→ **Exercise objective**
Present each line of the entries below that holds the word "worst".

→ **Dataset excerpts**
☆ ☆ ☆ ☆ ☆ ☆ ☆

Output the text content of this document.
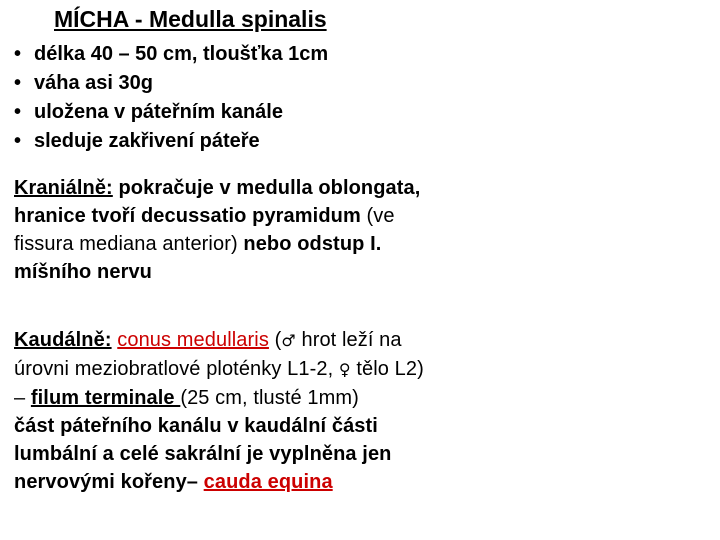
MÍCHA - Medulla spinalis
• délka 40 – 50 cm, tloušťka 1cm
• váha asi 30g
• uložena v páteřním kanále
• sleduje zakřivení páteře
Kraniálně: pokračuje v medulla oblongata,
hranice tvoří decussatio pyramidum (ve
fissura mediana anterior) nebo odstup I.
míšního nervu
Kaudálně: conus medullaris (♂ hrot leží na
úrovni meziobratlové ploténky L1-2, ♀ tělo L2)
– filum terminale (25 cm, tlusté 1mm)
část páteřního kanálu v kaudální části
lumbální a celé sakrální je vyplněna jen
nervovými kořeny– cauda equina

☆ ☆ ☆ ☆ ☆ ☆ ☆

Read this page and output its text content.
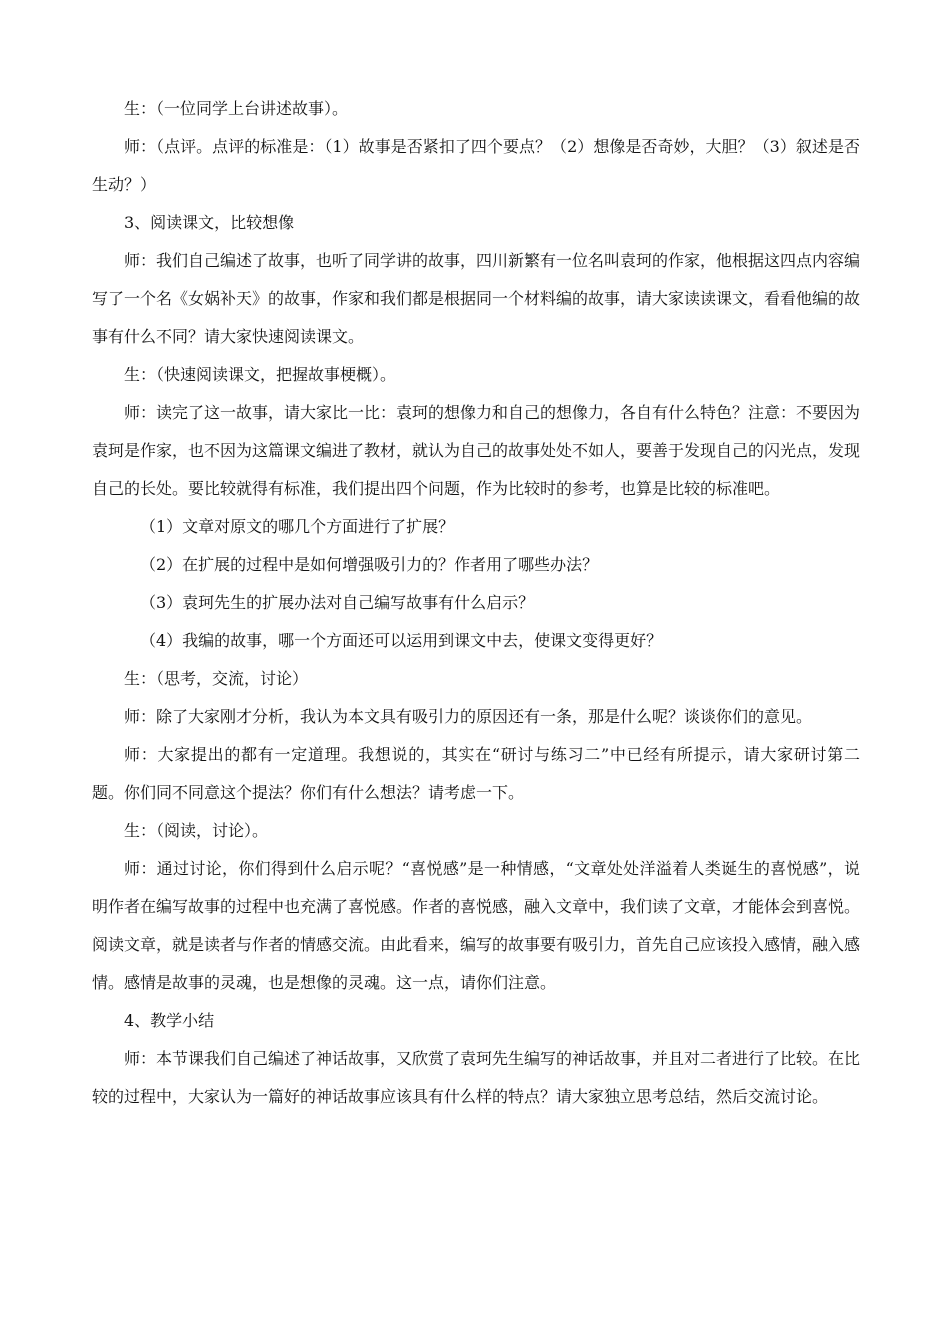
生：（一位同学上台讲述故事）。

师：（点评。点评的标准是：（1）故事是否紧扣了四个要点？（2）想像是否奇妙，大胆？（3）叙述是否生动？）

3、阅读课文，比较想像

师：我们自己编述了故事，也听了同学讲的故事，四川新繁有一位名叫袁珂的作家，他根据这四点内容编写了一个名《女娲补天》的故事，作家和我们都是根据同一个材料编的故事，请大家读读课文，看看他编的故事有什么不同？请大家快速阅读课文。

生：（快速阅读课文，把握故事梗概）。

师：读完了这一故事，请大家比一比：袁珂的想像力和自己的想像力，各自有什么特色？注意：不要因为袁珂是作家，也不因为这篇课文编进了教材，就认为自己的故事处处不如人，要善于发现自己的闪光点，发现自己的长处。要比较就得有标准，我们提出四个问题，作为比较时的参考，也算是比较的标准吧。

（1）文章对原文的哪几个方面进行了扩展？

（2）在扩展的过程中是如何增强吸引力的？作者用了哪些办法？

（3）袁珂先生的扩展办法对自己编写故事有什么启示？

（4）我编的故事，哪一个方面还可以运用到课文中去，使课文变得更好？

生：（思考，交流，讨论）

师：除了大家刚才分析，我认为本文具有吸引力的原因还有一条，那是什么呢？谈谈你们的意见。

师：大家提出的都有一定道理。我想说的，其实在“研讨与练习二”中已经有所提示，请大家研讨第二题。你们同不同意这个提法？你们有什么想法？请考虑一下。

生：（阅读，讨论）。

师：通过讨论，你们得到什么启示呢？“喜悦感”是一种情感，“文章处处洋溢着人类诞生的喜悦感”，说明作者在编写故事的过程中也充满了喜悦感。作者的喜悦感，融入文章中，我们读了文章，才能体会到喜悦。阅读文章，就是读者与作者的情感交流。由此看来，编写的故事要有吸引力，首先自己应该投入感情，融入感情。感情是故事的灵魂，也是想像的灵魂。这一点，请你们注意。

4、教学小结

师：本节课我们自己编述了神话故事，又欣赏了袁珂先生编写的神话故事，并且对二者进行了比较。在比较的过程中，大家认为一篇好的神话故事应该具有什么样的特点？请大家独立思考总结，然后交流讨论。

☆ ☆ ☆ ☆ ☆ ☆ ☆

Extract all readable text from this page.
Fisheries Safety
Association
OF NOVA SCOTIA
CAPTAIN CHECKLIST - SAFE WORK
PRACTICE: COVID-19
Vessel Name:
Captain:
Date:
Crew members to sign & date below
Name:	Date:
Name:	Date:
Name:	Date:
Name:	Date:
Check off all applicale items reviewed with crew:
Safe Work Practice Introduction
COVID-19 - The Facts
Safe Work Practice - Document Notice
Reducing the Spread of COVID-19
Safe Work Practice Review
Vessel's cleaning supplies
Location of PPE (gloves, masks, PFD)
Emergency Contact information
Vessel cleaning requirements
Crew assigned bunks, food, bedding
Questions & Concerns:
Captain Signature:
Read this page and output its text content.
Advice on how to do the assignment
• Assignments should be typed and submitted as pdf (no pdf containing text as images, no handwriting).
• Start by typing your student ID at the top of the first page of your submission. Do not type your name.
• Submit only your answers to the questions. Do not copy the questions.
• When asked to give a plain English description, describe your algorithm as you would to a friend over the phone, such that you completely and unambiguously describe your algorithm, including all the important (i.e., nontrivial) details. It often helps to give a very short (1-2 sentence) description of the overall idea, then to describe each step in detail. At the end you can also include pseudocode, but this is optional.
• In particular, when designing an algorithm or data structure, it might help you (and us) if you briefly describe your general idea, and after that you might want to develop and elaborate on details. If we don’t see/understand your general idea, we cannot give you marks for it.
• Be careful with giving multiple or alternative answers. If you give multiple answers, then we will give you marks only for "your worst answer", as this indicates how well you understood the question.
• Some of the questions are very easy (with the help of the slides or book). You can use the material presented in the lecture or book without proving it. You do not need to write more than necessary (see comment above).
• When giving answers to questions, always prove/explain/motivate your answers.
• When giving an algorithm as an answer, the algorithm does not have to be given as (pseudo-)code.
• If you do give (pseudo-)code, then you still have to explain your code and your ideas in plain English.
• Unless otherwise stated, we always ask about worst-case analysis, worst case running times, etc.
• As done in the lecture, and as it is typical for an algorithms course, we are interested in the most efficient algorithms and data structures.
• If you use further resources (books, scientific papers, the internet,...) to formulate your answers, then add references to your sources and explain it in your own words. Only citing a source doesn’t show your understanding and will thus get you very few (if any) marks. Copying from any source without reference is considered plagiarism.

☆ ☆ ☆ ☆ ☆ ☆ ☆

→ **Response below**
• Be careful with giving multiple or alternative answers. If you give multiple answers, then we will give you marks only for "your worst answer", as this indicates how well you understood the question.
• Unless otherwise stated, we always ask about worst-case analysis, worst case running times, etc.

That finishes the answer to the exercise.